━━━━━ STORED RECORDS
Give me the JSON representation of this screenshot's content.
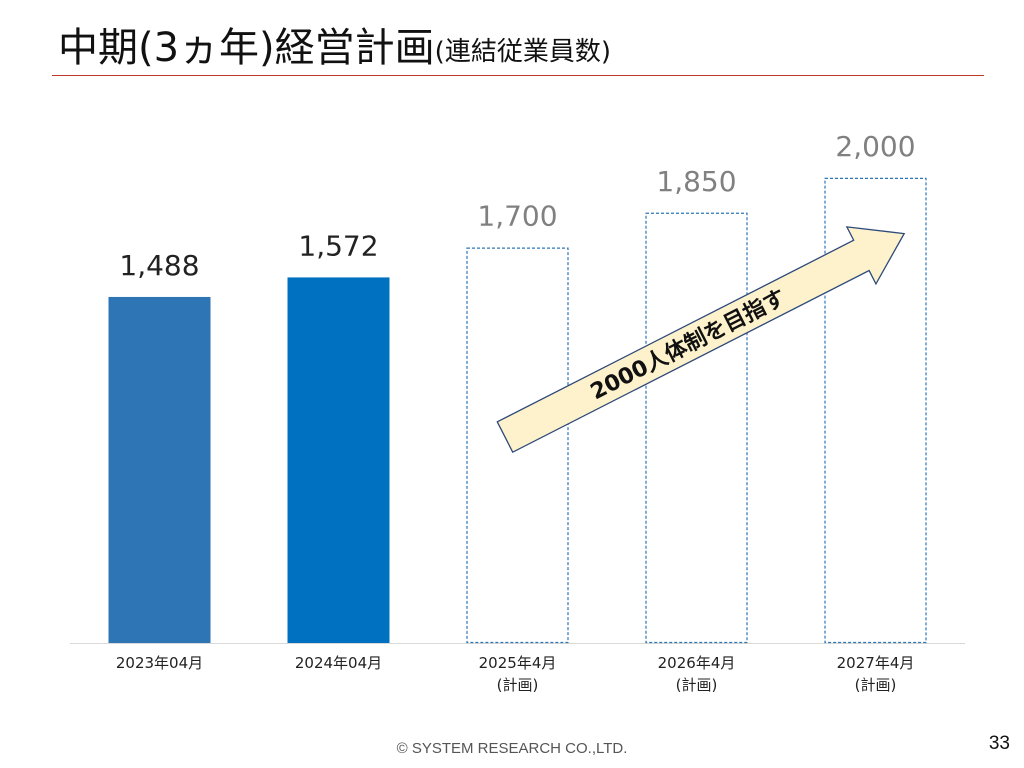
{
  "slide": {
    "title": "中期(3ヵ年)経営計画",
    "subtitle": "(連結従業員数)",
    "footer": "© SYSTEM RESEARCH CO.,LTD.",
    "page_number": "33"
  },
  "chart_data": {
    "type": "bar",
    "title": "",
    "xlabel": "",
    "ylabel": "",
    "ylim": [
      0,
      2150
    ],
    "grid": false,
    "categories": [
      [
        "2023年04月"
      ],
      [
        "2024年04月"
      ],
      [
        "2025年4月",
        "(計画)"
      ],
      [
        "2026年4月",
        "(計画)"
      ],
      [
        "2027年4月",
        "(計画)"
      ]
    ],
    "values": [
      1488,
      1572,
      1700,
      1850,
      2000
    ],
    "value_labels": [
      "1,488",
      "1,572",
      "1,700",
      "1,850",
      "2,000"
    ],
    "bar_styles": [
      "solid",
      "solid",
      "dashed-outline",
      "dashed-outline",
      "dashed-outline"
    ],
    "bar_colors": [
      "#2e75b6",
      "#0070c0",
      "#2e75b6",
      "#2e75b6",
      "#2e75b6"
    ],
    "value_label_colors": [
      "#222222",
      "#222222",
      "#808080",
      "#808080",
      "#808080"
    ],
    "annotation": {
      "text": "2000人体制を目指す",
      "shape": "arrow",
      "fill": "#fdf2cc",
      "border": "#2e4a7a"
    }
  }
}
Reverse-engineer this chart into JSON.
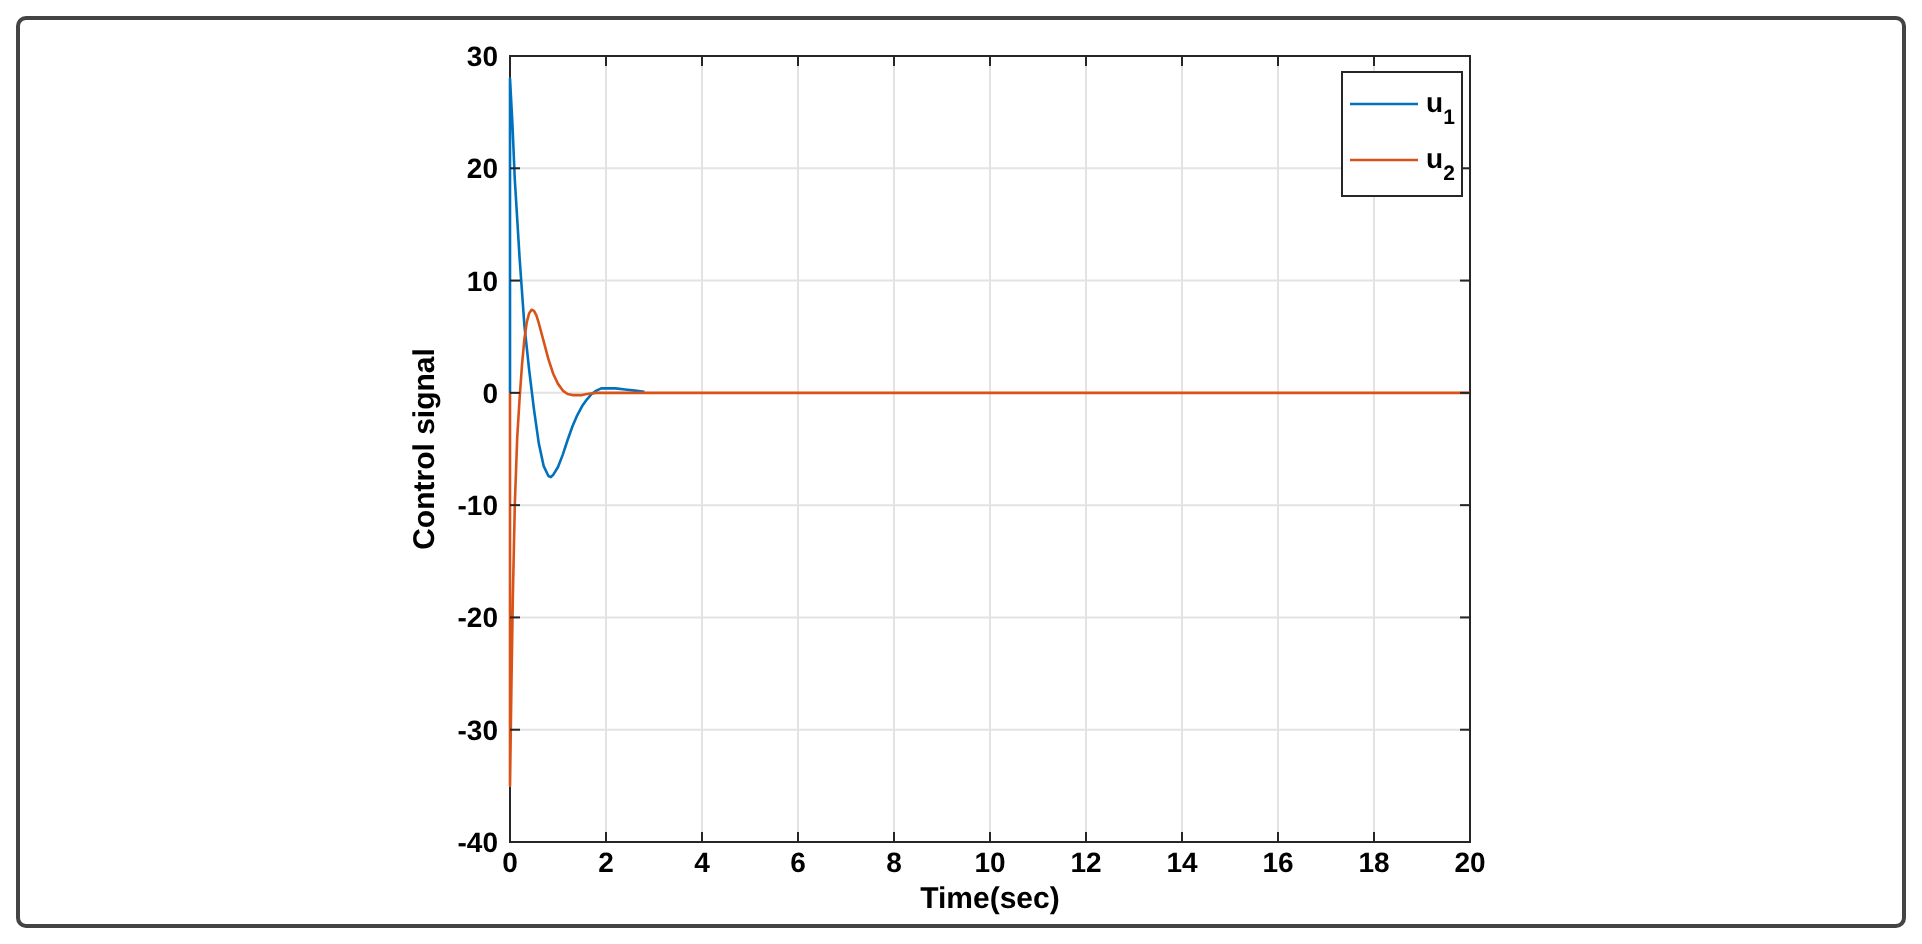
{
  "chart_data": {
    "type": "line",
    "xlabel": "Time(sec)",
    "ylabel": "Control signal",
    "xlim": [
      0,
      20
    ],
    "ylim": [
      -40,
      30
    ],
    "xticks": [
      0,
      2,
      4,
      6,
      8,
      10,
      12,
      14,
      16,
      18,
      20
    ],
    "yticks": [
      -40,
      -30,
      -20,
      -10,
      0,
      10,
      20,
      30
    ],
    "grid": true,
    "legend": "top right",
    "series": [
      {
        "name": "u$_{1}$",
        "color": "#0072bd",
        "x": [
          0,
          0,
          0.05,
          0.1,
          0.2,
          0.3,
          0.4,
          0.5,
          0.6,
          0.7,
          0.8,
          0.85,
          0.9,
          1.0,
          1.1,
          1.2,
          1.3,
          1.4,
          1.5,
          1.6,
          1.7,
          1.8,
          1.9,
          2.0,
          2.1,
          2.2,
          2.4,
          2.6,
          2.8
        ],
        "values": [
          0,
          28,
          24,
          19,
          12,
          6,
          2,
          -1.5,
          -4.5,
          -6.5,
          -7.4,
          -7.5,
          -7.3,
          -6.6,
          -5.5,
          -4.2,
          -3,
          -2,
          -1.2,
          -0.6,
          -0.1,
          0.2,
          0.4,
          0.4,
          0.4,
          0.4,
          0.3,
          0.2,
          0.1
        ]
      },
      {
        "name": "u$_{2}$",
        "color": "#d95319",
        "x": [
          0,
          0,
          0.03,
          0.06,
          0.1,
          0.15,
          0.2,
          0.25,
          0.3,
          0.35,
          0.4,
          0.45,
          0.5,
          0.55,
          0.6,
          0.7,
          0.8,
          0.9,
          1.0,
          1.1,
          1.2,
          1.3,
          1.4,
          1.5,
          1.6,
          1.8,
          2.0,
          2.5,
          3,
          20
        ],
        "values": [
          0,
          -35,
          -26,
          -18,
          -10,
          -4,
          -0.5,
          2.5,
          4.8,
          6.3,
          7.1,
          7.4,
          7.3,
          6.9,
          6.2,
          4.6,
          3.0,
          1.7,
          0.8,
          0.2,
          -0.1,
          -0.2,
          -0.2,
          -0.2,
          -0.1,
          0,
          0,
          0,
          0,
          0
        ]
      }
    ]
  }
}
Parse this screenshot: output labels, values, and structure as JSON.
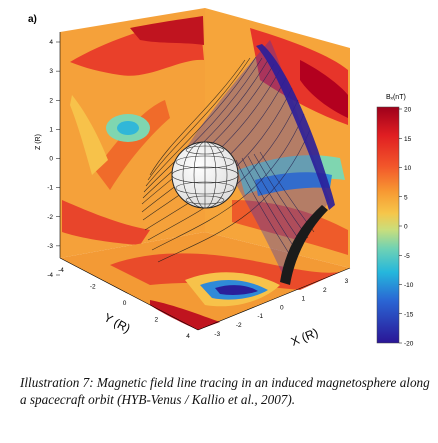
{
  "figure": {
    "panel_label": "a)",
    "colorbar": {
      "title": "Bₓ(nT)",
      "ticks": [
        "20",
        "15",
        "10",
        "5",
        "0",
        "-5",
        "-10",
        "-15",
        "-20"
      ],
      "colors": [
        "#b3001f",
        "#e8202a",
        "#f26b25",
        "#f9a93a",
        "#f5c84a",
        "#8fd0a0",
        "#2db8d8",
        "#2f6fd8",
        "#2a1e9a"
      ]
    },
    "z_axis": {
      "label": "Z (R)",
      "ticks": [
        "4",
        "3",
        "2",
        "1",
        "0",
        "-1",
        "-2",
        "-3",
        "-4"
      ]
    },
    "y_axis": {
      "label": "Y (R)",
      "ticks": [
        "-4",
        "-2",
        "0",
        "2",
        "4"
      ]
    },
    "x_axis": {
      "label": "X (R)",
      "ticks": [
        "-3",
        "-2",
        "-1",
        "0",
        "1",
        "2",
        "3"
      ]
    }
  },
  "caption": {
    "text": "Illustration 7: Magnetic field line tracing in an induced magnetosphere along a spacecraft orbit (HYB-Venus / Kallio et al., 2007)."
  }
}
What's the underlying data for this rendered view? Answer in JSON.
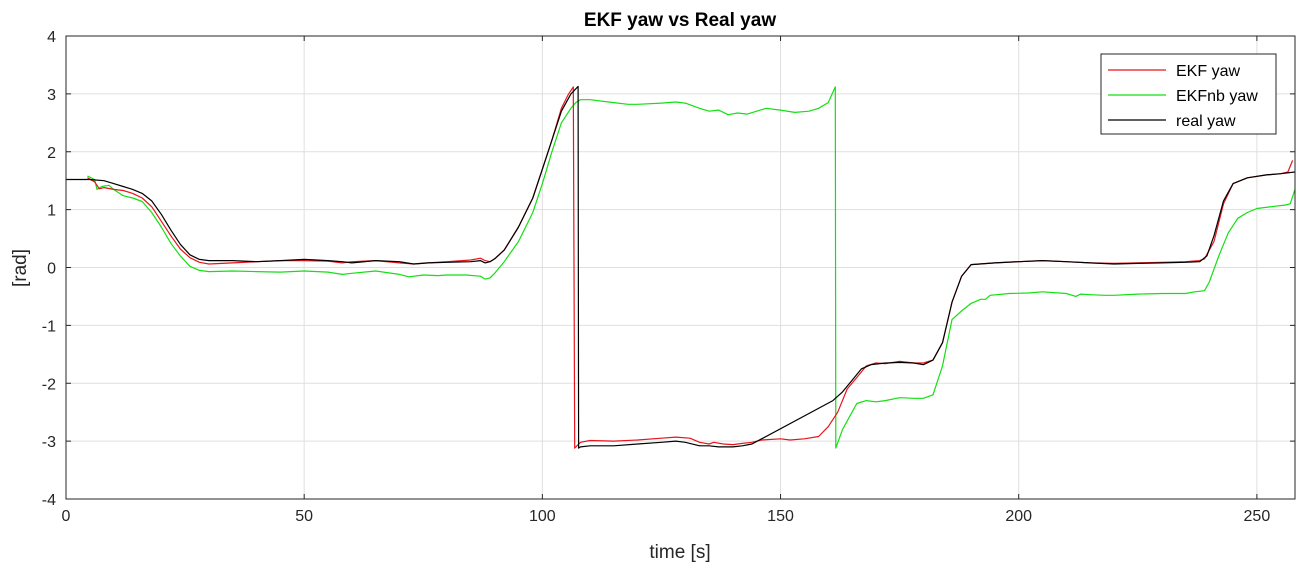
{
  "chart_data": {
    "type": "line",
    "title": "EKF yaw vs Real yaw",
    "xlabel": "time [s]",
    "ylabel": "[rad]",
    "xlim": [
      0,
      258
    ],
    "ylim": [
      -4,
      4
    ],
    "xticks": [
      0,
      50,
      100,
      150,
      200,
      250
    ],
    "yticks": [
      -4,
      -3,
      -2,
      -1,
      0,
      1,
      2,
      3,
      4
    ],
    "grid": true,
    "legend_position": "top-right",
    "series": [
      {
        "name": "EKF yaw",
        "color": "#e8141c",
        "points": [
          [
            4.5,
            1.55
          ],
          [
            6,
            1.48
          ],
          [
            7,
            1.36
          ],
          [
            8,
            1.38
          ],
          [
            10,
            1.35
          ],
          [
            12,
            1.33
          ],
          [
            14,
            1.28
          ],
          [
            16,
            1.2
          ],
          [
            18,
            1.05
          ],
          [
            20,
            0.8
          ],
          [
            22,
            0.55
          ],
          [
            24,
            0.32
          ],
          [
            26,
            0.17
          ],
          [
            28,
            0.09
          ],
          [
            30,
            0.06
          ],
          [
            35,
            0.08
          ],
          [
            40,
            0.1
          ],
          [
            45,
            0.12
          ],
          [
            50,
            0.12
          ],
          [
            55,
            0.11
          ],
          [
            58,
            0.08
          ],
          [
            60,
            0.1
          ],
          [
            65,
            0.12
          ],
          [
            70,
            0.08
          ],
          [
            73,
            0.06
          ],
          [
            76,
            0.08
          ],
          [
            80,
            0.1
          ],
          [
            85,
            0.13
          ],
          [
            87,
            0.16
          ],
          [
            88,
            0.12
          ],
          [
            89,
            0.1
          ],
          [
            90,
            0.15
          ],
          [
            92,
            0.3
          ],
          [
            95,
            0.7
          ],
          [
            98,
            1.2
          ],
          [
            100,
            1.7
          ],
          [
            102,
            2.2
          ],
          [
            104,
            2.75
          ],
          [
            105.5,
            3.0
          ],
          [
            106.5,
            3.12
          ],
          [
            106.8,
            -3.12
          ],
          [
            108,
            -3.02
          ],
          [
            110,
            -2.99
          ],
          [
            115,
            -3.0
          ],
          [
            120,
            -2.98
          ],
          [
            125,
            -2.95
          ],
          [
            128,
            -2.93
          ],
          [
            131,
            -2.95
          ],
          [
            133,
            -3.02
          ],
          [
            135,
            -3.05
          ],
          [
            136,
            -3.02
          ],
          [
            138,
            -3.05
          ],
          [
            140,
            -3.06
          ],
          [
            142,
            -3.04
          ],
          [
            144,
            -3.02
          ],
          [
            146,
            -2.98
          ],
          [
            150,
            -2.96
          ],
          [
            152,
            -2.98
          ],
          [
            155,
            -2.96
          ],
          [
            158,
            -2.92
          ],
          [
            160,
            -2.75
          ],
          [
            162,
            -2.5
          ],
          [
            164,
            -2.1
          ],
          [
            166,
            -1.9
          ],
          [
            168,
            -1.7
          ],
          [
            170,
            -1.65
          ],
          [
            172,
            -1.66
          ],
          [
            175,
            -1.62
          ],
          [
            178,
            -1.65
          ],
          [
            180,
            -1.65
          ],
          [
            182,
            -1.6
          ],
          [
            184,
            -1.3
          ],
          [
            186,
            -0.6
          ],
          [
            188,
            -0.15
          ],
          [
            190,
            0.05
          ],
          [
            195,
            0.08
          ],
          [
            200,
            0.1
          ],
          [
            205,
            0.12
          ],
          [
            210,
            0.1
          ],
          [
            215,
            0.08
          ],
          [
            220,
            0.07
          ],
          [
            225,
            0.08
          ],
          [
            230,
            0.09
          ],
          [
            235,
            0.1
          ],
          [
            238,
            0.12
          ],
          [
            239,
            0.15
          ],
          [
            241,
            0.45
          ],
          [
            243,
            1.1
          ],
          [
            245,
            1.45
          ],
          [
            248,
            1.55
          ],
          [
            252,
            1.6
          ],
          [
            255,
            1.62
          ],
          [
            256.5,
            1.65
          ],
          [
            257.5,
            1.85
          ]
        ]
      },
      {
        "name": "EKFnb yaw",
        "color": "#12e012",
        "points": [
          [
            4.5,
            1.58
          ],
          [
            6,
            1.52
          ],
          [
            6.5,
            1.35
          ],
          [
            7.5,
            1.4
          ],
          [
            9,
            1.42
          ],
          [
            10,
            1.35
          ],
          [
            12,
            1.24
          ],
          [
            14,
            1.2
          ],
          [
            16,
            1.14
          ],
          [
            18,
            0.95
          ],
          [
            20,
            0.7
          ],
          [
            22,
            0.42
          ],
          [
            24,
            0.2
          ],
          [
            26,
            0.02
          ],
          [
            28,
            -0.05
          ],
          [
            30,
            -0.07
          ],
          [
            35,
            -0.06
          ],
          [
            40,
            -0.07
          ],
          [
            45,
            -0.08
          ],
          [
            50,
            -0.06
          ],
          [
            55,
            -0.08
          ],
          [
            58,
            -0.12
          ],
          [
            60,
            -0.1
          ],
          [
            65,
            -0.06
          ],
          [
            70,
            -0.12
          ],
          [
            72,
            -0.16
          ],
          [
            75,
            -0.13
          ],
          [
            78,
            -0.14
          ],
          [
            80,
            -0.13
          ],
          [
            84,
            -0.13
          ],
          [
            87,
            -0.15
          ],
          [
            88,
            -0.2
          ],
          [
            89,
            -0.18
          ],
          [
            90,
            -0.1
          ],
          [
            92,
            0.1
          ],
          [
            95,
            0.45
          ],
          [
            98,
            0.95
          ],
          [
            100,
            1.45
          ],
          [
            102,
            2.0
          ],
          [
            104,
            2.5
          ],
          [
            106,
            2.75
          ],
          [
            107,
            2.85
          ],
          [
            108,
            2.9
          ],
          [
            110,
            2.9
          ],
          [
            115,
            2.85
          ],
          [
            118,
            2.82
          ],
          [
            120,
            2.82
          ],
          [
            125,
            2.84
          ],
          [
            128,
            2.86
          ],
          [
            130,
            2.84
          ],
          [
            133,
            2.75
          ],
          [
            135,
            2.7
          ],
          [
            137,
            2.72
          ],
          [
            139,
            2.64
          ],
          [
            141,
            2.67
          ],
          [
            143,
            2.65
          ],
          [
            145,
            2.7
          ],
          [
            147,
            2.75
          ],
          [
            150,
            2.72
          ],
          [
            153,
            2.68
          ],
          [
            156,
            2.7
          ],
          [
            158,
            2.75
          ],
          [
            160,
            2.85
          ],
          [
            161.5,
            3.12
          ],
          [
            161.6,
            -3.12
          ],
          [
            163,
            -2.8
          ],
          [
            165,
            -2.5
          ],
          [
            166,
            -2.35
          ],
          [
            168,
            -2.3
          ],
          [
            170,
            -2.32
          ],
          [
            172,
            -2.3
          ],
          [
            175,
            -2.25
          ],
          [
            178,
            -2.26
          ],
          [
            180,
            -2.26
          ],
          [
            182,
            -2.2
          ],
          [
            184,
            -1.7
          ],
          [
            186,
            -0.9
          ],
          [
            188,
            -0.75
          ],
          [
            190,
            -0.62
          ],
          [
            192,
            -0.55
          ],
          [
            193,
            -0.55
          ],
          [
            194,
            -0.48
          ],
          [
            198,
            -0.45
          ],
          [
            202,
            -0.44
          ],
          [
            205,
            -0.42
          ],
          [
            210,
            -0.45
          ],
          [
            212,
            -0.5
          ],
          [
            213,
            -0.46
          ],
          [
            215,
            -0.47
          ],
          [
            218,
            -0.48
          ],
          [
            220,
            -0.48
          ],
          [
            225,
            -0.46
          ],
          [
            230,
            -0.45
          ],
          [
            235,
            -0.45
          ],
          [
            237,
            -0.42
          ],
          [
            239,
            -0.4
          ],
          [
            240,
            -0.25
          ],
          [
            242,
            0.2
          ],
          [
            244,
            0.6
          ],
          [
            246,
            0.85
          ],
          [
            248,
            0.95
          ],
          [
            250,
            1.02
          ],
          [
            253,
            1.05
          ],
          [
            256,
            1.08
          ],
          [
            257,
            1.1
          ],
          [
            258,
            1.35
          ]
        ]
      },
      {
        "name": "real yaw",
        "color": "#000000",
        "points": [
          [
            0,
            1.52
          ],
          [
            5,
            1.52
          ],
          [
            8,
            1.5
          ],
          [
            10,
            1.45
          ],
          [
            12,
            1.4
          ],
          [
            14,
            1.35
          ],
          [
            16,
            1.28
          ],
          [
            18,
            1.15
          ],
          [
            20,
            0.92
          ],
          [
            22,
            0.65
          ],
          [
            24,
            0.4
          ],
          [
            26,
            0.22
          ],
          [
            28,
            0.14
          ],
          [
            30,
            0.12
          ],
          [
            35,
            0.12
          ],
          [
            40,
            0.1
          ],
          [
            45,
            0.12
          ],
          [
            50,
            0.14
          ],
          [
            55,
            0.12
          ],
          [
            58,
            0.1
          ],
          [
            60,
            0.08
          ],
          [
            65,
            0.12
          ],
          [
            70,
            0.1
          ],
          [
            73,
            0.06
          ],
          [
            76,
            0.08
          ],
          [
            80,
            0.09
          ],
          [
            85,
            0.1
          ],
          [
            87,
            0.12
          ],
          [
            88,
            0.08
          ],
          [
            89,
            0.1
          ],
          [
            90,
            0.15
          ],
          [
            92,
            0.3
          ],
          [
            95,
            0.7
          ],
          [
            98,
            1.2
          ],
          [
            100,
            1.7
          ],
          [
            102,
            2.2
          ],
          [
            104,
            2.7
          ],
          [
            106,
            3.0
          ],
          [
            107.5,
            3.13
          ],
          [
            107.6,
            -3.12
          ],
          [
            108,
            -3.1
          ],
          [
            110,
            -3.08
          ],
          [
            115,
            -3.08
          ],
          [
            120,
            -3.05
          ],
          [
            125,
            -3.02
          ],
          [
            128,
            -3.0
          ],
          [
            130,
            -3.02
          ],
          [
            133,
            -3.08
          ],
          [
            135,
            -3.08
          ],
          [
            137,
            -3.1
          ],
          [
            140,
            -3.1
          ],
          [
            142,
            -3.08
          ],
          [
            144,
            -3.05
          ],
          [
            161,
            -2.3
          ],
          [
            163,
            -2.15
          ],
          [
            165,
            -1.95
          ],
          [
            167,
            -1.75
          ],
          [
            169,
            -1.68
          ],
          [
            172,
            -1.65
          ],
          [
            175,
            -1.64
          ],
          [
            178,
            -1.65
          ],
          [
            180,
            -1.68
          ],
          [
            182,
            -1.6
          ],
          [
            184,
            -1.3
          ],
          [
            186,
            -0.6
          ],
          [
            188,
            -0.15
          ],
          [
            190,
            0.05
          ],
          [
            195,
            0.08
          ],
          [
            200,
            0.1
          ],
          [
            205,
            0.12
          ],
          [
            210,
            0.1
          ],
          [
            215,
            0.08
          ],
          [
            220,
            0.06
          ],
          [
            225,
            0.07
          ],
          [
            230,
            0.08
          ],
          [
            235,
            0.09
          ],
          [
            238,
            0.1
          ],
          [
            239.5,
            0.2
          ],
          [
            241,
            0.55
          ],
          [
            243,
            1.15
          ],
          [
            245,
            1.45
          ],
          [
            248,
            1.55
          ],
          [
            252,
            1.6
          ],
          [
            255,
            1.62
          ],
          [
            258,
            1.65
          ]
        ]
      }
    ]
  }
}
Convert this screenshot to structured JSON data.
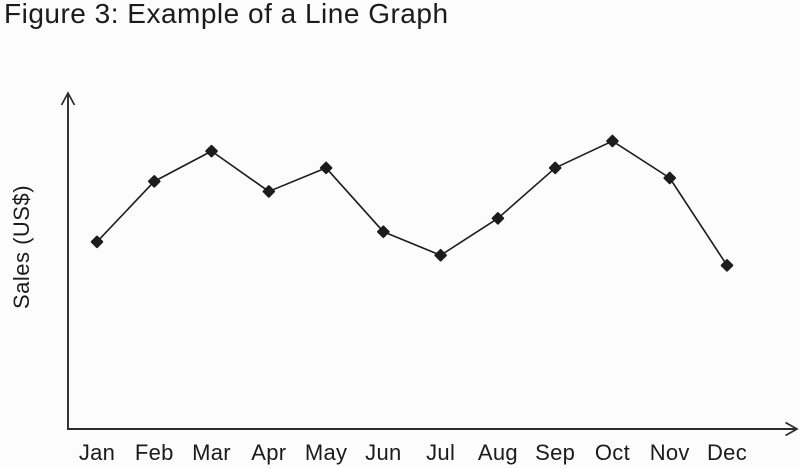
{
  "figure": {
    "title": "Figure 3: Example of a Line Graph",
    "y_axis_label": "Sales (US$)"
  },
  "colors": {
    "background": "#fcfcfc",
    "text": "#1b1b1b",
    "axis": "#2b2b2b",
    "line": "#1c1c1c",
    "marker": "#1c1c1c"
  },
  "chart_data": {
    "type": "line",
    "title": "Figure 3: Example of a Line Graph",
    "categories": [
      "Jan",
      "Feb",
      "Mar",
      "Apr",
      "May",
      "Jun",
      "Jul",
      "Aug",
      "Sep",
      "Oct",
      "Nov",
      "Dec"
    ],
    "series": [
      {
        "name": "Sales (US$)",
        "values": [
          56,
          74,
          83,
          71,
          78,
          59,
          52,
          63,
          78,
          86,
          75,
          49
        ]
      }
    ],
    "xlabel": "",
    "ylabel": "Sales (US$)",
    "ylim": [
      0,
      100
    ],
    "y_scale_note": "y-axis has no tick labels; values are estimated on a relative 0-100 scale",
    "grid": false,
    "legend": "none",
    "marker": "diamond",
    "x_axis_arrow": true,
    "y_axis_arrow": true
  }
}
━━━━━━━━━━
● **WORK REQUIRED**
Write out an exact copy of the lines beginning at the line that contains "Convert this screenshot" and ending at the last line of the listing. Exclude pictures.

● **RESULT**
Convert this screenshot to structured JSON data.
{
  "figure": {
    "title": "Figure 3: Example of a Line Graph",
    "y_axis_label": "Sales (US$)"
  },
  "colors": {
    "background": "#fcfcfc",
    "text": "#1b1b1b",
    "axis": "#2b2b2b",
    "line": "#1c1c1c",
    "marker": "#1c1c1c"
  },
  "chart_data": {
    "type": "line",
    "title": "Figure 3: Example of a Line Graph",
    "categories": [
      "Jan",
      "Feb",
      "Mar",
      "Apr",
      "May",
      "Jun",
      "Jul",
      "Aug",
      "Sep",
      "Oct",
      "Nov",
      "Dec"
    ],
    "series": [
      {
        "name": "Sales (US$)",
        "values": [
          56,
          74,
          83,
          71,
          78,
          59,
          52,
          63,
          78,
          86,
          75,
          49
        ]
      }
    ],
    "xlabel": "",
    "ylabel": "Sales (US$)",
    "ylim": [
      0,
      100
    ],
    "y_scale_note": "y-axis has no tick labels; values are estimated on a relative 0-100 scale",
    "grid": false,
    "legend": "none",
    "marker": "diamond",
    "x_axis_arrow": true,
    "y_axis_arrow": true
  }
}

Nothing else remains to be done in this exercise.